* [TO BE DONE] Please copy the lines starting at the one containing "menu-item-help[interactable]: Help bbox=[399, 32, 459, 59]" and ending at the one containing "740, 2202, 758]", renaming "close-icon" to "dismiss-icon" with everything else unchanged. Return only those lines.

___ GIVEN INFORMATION ___

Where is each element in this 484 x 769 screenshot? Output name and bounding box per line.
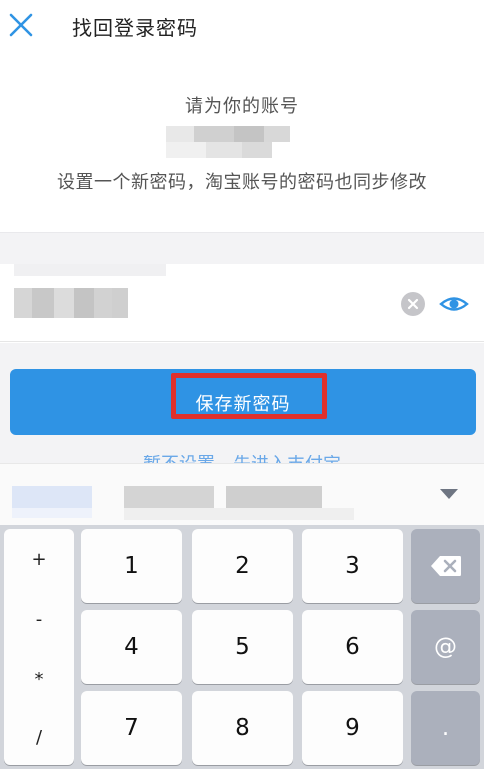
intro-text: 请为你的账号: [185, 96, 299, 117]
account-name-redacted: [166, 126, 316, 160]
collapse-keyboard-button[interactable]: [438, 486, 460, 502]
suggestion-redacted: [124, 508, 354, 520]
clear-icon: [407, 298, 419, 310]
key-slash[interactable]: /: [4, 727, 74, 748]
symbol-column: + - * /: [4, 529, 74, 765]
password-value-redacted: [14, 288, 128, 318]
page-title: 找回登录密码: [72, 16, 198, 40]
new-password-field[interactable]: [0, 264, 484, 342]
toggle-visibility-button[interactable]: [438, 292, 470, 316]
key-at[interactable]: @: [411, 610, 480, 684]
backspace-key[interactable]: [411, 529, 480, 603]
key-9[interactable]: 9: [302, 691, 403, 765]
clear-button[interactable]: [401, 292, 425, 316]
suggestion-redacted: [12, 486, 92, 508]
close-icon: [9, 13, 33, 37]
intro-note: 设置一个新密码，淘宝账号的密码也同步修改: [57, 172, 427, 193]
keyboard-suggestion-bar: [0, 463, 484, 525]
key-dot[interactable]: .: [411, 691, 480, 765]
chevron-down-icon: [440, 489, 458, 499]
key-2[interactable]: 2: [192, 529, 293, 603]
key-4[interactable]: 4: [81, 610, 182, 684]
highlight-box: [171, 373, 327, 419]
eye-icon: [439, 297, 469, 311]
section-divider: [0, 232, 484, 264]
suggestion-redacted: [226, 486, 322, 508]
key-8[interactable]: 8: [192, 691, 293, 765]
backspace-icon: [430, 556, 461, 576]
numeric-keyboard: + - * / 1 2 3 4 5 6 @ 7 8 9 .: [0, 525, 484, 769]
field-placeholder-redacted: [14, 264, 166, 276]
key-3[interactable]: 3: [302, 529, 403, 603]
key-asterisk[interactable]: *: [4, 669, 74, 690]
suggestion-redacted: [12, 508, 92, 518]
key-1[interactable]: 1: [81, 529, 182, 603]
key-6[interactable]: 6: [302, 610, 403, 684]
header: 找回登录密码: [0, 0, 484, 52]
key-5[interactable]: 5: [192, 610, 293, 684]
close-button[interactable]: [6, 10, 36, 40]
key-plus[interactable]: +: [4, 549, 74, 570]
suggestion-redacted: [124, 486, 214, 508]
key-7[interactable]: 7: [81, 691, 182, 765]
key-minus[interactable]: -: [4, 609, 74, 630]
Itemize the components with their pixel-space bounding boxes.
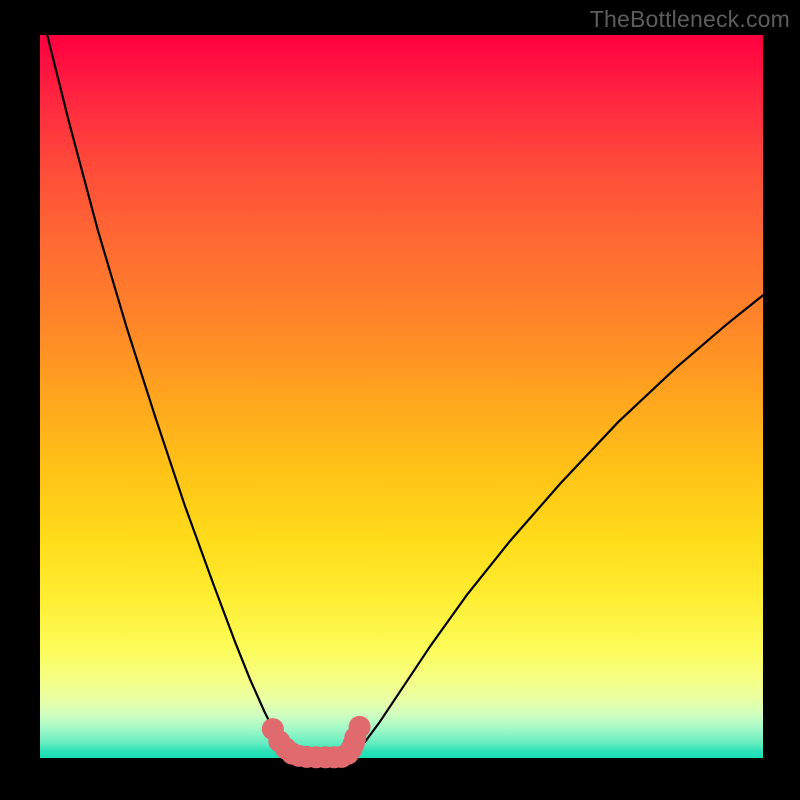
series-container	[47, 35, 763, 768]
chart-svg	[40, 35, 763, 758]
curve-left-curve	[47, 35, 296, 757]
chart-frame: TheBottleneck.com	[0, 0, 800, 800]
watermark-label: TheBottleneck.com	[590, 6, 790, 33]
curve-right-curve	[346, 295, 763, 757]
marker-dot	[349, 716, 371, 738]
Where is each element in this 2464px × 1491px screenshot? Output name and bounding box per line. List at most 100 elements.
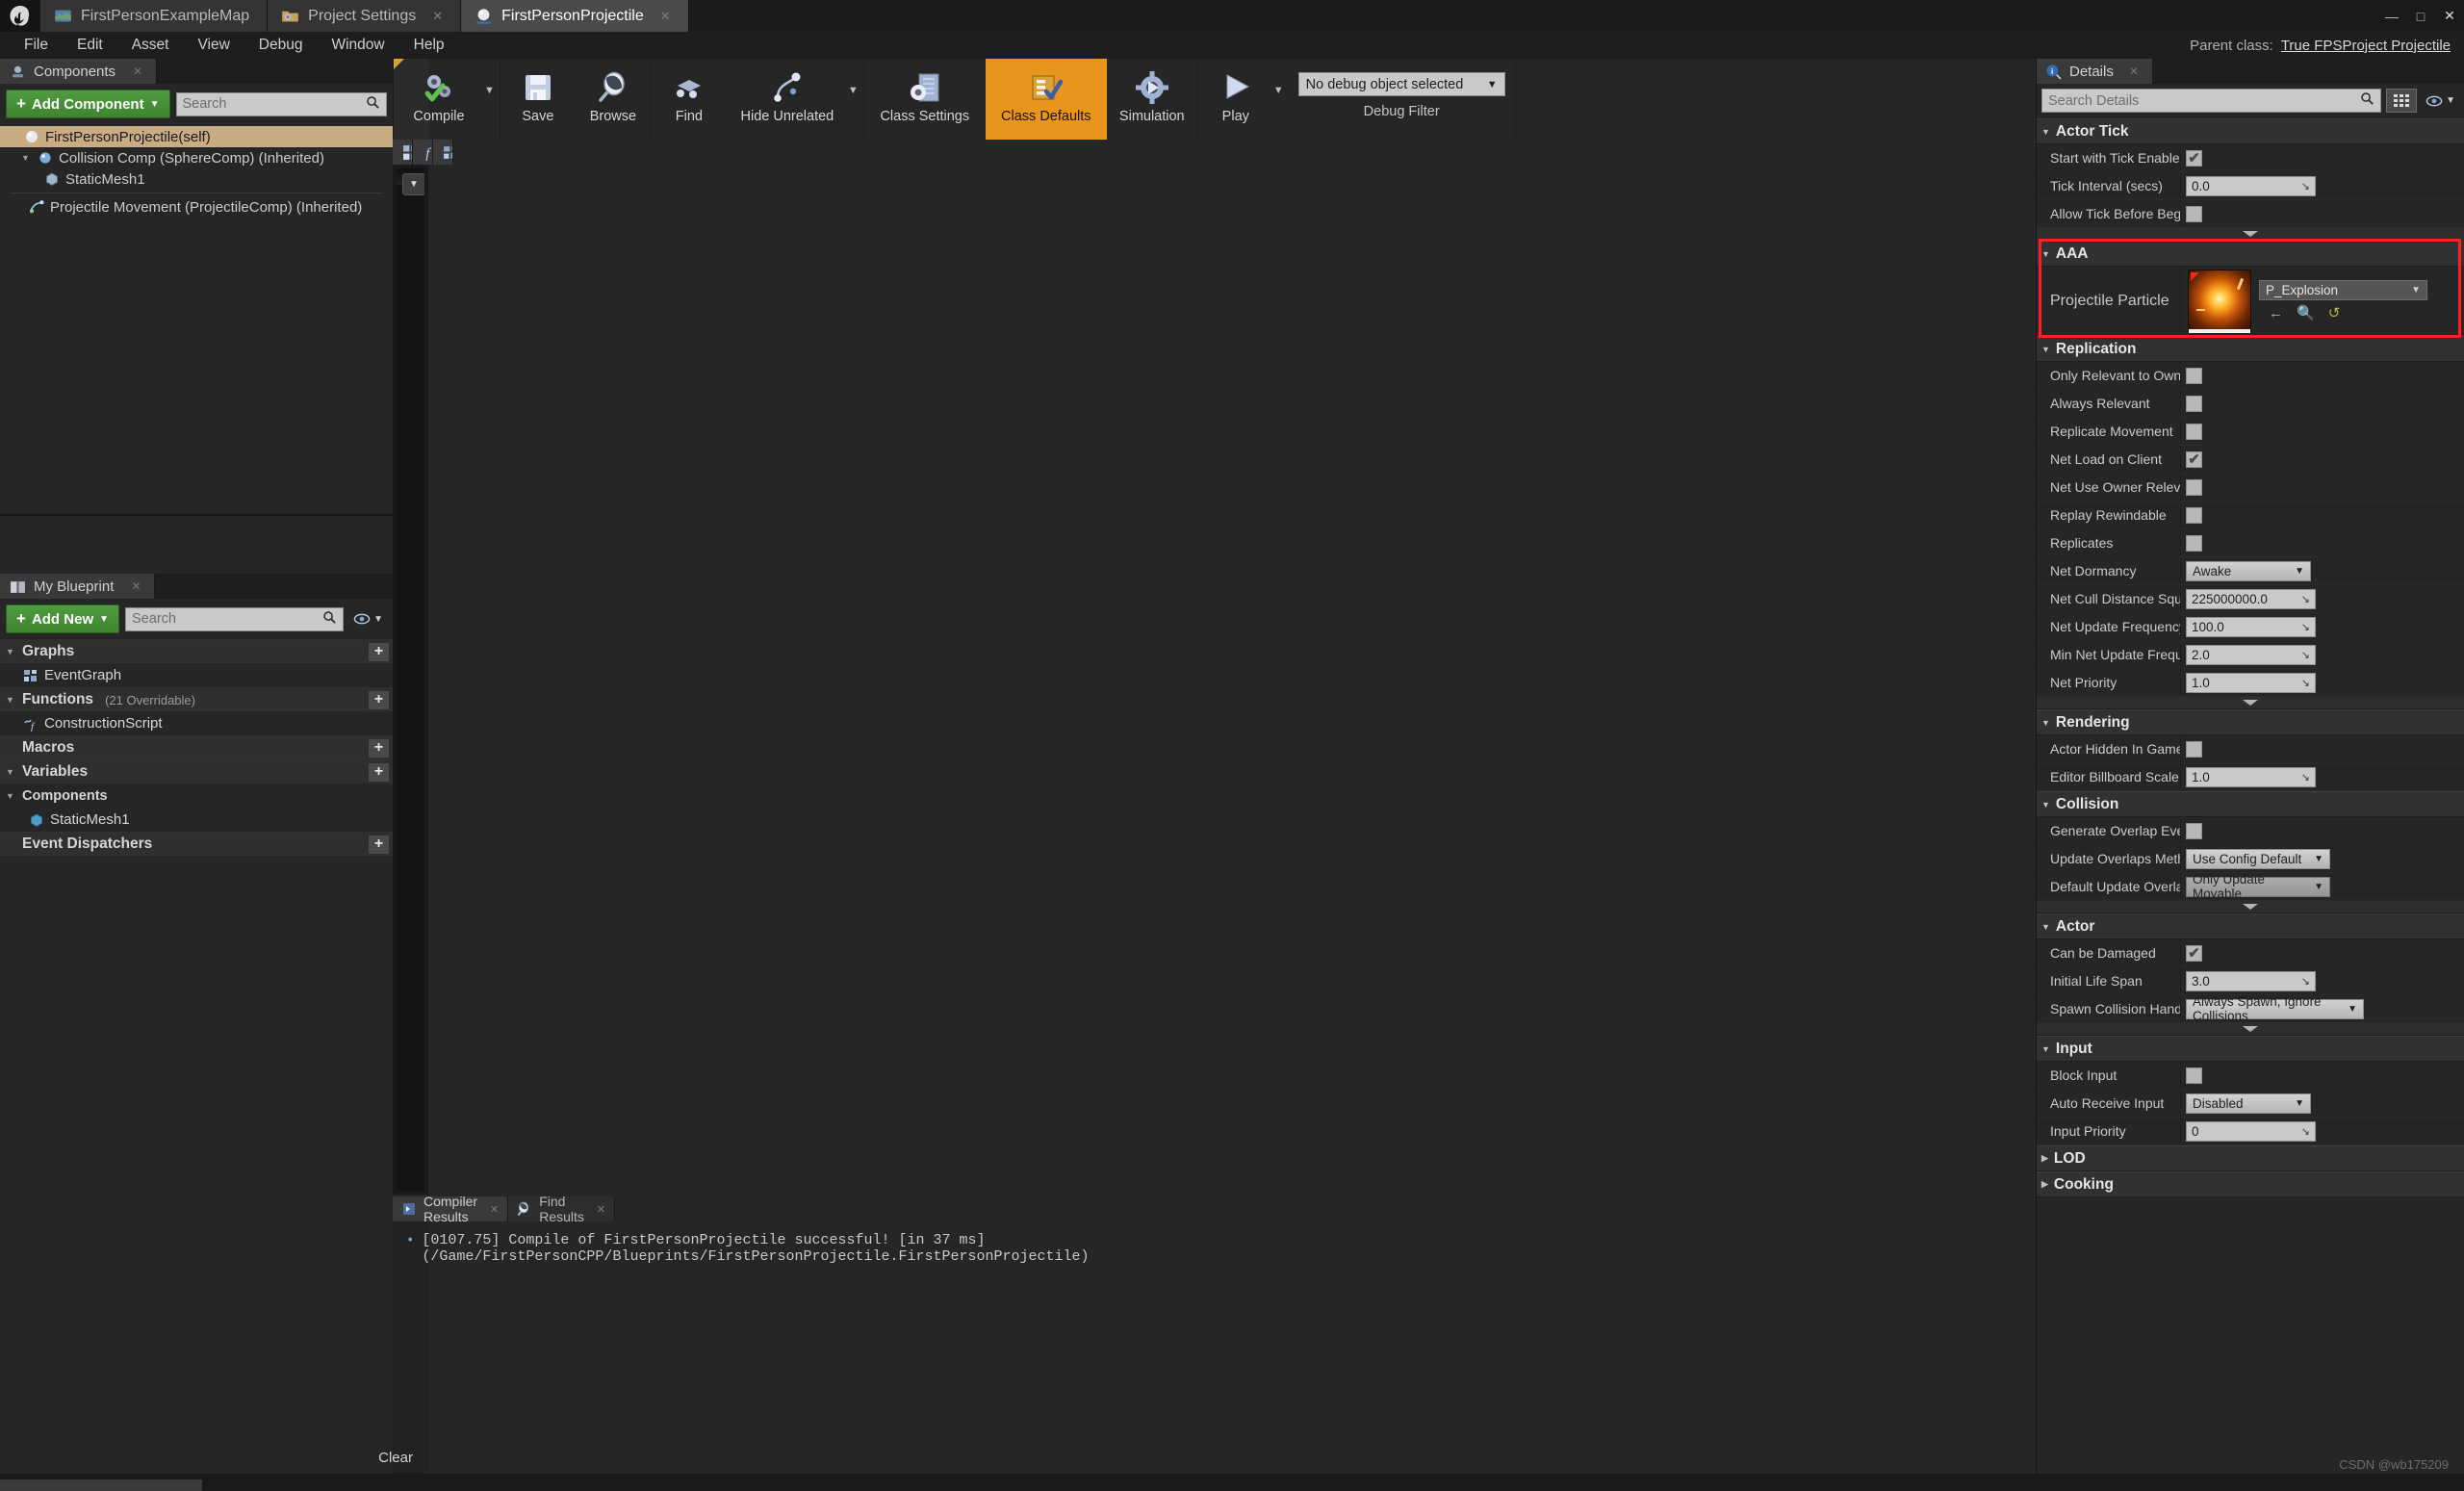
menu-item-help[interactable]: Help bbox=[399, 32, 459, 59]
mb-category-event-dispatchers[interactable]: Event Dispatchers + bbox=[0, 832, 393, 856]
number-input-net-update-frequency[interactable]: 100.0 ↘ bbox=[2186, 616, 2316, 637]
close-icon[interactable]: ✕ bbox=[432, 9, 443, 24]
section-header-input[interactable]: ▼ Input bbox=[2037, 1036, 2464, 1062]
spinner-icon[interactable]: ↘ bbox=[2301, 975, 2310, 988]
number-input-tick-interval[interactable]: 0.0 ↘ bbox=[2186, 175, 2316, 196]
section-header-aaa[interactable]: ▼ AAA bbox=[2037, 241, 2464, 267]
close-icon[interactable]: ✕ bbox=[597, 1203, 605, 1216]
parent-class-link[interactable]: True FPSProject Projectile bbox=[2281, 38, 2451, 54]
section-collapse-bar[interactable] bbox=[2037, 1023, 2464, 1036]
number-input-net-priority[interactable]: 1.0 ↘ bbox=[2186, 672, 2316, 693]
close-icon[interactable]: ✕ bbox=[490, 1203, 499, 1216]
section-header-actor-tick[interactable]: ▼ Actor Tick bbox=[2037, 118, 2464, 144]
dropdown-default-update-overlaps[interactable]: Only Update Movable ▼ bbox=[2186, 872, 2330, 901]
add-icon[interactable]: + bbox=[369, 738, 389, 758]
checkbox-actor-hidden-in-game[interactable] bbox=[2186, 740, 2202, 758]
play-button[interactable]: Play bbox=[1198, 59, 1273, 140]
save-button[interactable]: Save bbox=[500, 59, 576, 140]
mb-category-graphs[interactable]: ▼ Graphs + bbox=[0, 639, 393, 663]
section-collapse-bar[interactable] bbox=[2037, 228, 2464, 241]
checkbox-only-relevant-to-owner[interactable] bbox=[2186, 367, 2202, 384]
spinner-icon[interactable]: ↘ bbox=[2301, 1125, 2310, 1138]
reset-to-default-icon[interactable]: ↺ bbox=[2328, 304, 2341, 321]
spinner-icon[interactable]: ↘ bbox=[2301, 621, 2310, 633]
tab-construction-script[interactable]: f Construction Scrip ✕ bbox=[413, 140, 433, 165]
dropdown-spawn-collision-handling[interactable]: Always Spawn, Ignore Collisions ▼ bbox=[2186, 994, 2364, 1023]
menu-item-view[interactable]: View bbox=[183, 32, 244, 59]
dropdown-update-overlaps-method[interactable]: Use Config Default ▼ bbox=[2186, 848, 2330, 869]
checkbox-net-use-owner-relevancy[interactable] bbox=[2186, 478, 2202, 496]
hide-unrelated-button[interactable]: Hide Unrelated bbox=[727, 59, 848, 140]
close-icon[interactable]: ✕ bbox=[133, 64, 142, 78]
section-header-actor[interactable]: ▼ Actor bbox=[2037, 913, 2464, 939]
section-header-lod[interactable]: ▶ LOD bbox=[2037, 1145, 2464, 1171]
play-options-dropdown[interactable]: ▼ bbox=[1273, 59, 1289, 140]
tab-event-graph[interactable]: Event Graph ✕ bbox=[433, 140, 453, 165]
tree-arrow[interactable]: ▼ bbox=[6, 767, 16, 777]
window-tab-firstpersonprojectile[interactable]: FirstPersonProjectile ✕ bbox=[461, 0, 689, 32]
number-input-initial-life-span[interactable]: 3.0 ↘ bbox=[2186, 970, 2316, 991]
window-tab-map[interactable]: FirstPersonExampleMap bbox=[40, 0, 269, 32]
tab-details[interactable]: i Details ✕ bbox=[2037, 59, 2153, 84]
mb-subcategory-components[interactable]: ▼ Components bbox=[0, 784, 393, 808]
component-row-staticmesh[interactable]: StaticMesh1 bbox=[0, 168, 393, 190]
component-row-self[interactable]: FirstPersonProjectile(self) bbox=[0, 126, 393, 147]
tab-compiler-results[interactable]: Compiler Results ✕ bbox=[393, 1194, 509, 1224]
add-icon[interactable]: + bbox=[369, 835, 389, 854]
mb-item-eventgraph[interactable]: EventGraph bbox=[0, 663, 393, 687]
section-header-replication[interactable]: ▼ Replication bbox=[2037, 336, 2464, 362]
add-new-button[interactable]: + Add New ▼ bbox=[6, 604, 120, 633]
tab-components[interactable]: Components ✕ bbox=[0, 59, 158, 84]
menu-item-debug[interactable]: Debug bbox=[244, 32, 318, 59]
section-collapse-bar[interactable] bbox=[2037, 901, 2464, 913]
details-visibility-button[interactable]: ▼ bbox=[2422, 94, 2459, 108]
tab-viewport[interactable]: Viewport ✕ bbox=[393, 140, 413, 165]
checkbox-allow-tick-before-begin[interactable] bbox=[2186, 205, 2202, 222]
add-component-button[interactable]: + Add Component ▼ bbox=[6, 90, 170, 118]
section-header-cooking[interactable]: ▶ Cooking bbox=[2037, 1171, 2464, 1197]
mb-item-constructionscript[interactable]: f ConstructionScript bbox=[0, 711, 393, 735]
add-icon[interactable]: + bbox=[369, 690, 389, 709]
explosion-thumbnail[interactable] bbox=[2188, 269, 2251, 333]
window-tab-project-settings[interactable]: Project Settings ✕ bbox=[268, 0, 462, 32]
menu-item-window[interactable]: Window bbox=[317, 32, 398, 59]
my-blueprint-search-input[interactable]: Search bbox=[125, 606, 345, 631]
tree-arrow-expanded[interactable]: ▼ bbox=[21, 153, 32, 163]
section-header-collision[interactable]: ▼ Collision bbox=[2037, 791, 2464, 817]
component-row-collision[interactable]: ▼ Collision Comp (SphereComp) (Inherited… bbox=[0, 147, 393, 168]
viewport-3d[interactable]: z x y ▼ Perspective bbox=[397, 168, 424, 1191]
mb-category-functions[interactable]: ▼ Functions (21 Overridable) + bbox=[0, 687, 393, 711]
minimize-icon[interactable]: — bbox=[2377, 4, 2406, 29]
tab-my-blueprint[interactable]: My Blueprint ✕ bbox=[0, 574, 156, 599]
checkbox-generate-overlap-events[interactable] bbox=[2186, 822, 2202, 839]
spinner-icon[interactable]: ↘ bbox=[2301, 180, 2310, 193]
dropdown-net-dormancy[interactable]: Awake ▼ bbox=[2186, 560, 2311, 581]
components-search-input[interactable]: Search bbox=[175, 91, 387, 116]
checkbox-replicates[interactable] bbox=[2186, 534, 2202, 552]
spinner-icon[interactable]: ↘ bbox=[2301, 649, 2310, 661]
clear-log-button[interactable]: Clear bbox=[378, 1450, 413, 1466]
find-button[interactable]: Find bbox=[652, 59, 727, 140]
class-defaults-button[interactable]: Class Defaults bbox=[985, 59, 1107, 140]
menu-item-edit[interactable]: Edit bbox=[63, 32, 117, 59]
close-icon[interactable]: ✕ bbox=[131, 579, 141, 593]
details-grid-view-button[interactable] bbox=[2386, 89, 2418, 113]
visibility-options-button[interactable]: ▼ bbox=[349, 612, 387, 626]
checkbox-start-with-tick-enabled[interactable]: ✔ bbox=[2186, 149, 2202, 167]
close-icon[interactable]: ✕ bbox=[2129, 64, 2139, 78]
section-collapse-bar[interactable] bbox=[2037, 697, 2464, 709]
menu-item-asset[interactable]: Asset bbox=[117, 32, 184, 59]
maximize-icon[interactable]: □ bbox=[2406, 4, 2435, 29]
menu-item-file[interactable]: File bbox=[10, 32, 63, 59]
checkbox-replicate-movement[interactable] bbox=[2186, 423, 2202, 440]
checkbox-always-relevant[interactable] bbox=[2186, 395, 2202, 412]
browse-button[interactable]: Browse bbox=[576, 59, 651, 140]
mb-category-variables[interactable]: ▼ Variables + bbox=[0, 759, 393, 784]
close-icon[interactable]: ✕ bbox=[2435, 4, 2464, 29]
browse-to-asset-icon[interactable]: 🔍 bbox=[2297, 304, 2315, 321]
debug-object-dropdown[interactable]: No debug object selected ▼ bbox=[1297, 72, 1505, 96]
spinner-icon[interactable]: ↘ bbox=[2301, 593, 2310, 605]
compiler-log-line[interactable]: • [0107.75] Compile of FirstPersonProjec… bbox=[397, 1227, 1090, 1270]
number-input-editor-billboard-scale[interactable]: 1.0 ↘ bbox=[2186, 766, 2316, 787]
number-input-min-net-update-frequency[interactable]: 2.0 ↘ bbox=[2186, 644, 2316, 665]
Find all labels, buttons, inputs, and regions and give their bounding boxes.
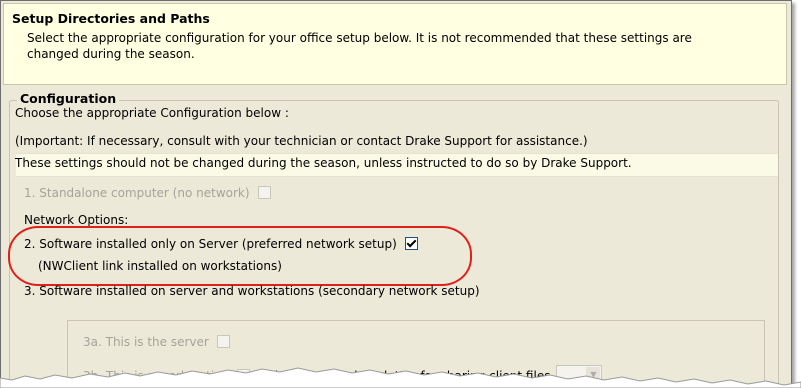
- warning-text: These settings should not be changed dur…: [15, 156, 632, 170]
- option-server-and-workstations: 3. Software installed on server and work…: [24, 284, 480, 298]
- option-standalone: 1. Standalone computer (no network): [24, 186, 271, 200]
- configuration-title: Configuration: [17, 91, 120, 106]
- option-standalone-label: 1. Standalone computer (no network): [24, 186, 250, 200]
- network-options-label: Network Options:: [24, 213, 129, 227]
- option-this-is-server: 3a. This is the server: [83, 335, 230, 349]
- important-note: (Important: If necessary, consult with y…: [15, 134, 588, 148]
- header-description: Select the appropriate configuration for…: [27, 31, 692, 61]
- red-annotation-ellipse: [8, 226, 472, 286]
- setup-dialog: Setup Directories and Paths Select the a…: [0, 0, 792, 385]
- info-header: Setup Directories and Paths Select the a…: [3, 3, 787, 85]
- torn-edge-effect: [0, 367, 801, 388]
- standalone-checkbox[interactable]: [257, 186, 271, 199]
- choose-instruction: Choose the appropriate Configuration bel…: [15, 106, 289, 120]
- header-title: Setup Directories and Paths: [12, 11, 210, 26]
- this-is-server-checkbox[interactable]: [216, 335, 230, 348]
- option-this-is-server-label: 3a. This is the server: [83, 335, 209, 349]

___

* [REPLY]
menu-item-help[interactable]: Help bbox=[399, 32, 459, 59]
mb-category-event-dispatchers[interactable]: Event Dispatchers + bbox=[0, 832, 393, 856]
number-input-net-update-frequency[interactable]: 100.0 ↘ bbox=[2186, 616, 2316, 637]
dismiss-icon[interactable]: ✕ bbox=[432, 9, 443, 24]
section-header-input[interactable]: ▼ Input bbox=[2037, 1036, 2464, 1062]
spinner-icon[interactable]: ↘ bbox=[2301, 975, 2310, 988]
number-input-tick-interval[interactable]: 0.0 ↘ bbox=[2186, 175, 2316, 196]
section-header-aaa[interactable]: ▼ AAA bbox=[2037, 241, 2464, 267]
dismiss-icon[interactable]: ✕ bbox=[597, 1203, 605, 1216]
parent-class-link[interactable]: True FPSProject Projectile bbox=[2281, 38, 2451, 54]
section-collapse-bar[interactable] bbox=[2037, 1023, 2464, 1036]
number-input-net-priority[interactable]: 1.0 ↘ bbox=[2186, 672, 2316, 693]
dismiss-icon[interactable]: ✕ bbox=[490, 1203, 499, 1216]
section-header-actor-tick[interactable]: ▼ Actor Tick bbox=[2037, 118, 2464, 144]
dropdown-default-update-overlaps[interactable]: Only Update Movable ▼ bbox=[2186, 872, 2330, 901]
add-icon[interactable]: + bbox=[369, 738, 389, 758]
checkbox-actor-hidden-in-game[interactable] bbox=[2186, 740, 2202, 758]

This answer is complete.